↓

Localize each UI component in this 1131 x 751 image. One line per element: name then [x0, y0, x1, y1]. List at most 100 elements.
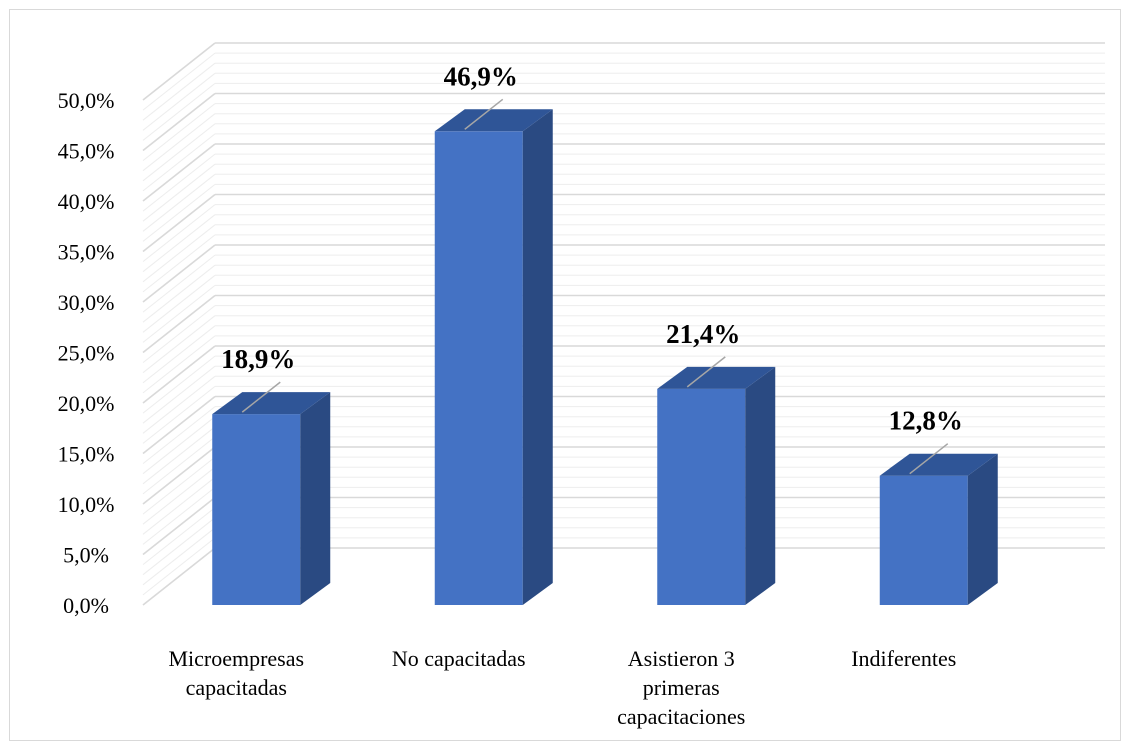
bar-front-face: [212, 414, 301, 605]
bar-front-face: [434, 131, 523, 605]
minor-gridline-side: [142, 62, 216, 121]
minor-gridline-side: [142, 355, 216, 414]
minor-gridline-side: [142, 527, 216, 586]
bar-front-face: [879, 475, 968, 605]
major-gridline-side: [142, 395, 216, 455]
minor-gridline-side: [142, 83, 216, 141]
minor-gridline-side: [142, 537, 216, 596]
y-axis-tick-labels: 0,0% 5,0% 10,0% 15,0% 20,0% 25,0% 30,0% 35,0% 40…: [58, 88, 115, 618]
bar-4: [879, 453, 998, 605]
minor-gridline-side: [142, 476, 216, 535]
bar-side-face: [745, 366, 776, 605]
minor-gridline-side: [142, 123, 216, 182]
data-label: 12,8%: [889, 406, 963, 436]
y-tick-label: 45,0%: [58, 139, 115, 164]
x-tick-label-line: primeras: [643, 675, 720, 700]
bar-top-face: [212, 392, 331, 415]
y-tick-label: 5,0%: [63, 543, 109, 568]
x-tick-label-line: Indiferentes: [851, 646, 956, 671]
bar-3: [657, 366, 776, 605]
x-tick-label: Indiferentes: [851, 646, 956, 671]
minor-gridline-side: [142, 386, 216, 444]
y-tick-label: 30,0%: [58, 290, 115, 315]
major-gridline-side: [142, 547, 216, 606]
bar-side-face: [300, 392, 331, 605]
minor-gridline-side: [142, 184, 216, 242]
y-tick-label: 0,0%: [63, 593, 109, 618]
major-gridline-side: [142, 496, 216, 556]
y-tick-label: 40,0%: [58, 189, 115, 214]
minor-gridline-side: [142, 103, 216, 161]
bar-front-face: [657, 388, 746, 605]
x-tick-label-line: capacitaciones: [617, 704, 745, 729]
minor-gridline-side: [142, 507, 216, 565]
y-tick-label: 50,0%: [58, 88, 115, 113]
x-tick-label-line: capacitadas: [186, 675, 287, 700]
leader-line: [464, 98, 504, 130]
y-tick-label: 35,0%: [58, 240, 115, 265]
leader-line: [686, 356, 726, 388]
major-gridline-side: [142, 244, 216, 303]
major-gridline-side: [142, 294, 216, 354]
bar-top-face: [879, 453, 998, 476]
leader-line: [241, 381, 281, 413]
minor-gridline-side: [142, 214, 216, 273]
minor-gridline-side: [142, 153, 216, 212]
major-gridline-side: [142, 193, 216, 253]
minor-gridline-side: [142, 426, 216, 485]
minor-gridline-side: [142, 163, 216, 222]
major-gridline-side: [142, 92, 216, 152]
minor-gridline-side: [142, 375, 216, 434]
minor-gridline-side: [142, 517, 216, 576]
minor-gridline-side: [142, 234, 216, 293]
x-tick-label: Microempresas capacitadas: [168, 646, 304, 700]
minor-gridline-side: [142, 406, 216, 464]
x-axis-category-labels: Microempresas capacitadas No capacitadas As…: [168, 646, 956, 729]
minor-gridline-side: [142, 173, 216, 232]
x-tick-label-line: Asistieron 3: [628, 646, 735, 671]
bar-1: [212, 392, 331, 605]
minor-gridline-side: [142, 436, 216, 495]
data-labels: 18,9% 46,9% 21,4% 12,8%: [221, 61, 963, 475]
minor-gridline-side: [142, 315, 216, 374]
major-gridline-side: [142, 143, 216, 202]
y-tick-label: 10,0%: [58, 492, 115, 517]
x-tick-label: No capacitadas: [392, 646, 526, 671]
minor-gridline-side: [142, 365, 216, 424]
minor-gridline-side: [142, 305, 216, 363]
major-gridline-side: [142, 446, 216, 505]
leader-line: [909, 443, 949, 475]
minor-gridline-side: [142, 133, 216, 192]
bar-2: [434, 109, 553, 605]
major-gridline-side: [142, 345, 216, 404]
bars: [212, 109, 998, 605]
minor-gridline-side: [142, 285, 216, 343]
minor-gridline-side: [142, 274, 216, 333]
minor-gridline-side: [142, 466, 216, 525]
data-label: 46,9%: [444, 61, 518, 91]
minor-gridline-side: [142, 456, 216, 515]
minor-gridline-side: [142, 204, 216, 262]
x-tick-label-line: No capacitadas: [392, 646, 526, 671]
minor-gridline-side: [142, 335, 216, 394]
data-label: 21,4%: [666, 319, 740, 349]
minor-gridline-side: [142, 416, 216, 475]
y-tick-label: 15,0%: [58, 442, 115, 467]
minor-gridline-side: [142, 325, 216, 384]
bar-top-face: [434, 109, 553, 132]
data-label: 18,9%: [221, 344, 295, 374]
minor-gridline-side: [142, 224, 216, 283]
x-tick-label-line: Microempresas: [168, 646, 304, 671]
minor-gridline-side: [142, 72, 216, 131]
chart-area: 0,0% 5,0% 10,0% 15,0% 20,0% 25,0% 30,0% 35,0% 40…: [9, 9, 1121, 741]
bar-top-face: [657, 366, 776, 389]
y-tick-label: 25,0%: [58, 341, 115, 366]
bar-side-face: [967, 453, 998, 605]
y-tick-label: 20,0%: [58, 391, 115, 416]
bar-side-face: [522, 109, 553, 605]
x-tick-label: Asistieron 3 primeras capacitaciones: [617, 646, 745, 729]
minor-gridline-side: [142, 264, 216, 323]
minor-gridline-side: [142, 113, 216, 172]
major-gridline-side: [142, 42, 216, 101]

↑
↓

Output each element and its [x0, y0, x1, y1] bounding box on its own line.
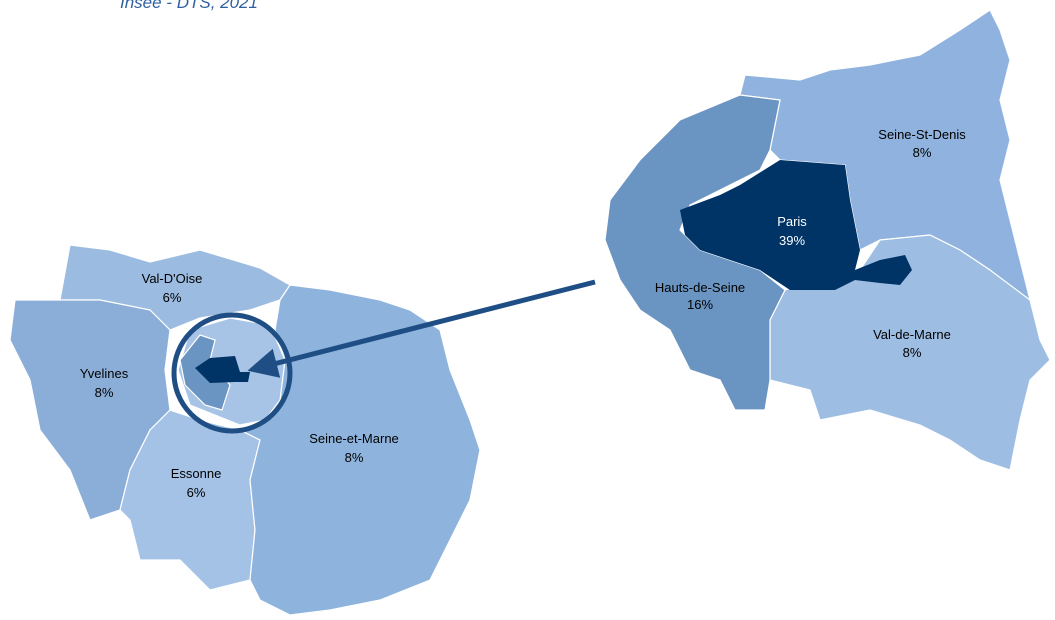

↑
↓

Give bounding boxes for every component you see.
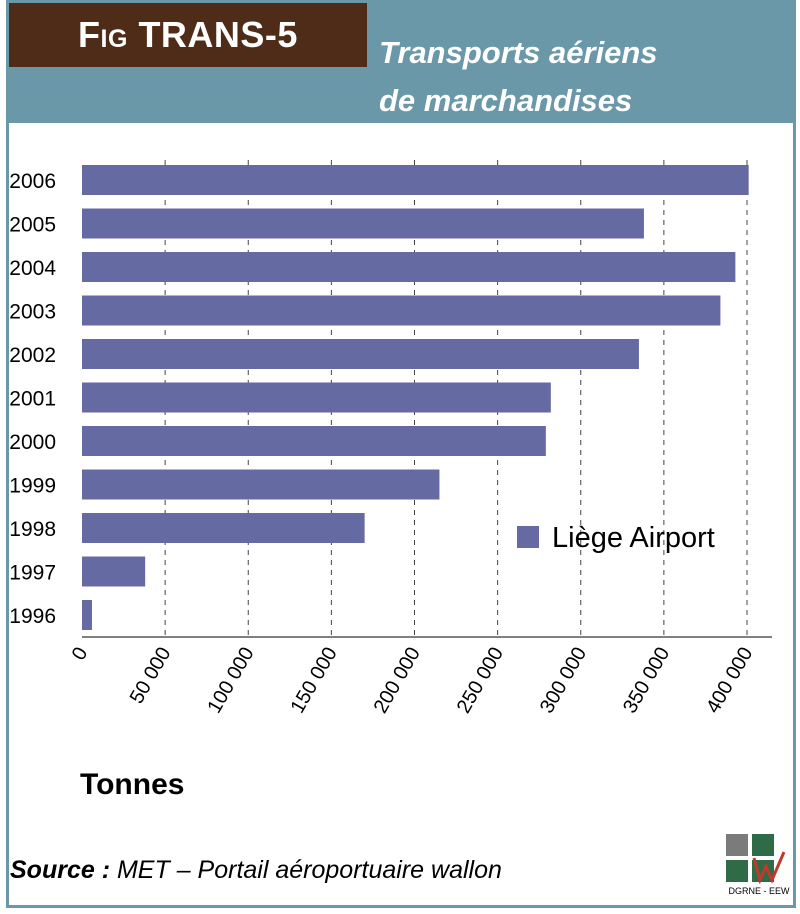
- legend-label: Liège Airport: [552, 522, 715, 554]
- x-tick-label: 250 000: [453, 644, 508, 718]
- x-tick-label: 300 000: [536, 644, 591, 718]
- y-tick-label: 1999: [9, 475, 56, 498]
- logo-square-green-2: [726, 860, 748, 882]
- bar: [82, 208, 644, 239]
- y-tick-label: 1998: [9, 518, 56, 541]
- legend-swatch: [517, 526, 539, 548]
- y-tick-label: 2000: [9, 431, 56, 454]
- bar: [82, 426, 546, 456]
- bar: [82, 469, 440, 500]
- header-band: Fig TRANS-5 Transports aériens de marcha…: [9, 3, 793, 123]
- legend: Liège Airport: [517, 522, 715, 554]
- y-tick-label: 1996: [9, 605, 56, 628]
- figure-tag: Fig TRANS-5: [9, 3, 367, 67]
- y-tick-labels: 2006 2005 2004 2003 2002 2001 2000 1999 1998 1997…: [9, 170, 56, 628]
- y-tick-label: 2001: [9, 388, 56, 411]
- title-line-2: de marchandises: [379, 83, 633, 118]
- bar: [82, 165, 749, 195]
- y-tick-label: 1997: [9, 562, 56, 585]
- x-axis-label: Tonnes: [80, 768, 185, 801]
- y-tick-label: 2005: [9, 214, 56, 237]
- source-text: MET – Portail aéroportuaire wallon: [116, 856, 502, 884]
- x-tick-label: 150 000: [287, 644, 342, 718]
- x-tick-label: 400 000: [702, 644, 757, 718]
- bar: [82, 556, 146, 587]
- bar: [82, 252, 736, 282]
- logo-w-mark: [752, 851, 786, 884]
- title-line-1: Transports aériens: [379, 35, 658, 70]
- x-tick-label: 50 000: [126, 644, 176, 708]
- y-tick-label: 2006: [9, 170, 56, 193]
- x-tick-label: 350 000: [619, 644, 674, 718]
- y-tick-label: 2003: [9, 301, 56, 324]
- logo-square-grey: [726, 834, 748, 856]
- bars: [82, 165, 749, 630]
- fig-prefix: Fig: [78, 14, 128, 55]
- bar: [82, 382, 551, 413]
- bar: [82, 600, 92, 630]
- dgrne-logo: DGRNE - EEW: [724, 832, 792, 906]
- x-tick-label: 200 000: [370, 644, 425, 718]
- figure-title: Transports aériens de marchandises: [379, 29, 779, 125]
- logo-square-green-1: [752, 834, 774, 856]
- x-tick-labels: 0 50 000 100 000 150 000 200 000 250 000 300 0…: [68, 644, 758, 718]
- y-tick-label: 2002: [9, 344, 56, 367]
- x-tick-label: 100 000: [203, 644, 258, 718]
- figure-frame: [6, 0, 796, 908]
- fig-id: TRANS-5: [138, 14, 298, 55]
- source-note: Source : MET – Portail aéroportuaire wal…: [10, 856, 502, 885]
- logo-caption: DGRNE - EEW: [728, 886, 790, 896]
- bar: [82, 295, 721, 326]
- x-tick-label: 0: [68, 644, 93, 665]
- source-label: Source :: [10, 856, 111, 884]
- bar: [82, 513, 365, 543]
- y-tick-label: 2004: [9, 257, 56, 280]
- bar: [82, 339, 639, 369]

↑

Render the material starting at the line that contains "Localize each UI" and ending at the line that contains "minor-gridline-side: [142, 83, 216, 141]" as a Markdown table with the columns Row and Line, numbering each line and skipping blank lines. Leave the pictures out of the table.

| Row | Line |
|---|---|
| 1 | Localize each UI component in this 1131 x 751 image. One line per element: name then [x0, y0, x1, y1]. List at most 100 elements. |
| 2 | bar-front-face: [212, 414, 301, 605] |
| 3 | bar-front-face: [434, 131, 523, 605] |
| 4 | minor-gridline-side: [142, 62, 216, 121] |
| 5 | minor-gridline-side: [142, 355, 216, 414] |
| 6 | minor-gridline-side: [142, 527, 216, 586] |
| 7 | bar-front-face: [879, 475, 968, 605] |
| 8 | major-gridline-side: [142, 395, 216, 455] |
| 9 | minor-gridline-side: [142, 83, 216, 141] |